(Data entries)
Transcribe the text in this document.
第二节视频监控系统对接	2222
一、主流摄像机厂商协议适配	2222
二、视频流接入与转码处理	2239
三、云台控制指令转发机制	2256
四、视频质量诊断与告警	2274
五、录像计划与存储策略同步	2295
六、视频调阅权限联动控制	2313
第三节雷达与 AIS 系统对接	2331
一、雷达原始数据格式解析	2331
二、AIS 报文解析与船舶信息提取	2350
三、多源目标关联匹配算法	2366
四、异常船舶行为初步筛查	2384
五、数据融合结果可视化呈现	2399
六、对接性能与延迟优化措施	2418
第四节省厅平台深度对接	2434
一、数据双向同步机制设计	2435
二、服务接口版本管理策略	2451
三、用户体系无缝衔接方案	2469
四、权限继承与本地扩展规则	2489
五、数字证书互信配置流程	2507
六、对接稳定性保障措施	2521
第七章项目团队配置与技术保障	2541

- [GIVEN EXERCISE]: Exact copies of all the records are required.

- [RESULT BELOW]:
Transcribe the text in this document.
第二节视频监控系统对接	2222
一、主流摄像机厂商协议适配	2222
二、视频流接入与转码处理	2239
三、云台控制指令转发机制	2256
四、视频质量诊断与告警	2274
五、录像计划与存储策略同步	2295
六、视频调阅权限联动控制	2313
第三节雷达与 AIS 系统对接	2331
一、雷达原始数据格式解析	2331
二、AIS 报文解析与船舶信息提取	2350
三、多源目标关联匹配算法	2366
四、异常船舶行为初步筛查	2384
五、数据融合结果可视化呈现	2399
六、对接性能与延迟优化措施	2418
第四节省厅平台深度对接	2434
一、数据双向同步机制设计	2435
二、服务接口版本管理策略	2451
三、用户体系无缝衔接方案	2469
四、权限继承与本地扩展规则	2489
五、数字证书互信配置流程	2507
六、对接稳定性保障措施	2521
第七章项目团队配置与技术保障	2541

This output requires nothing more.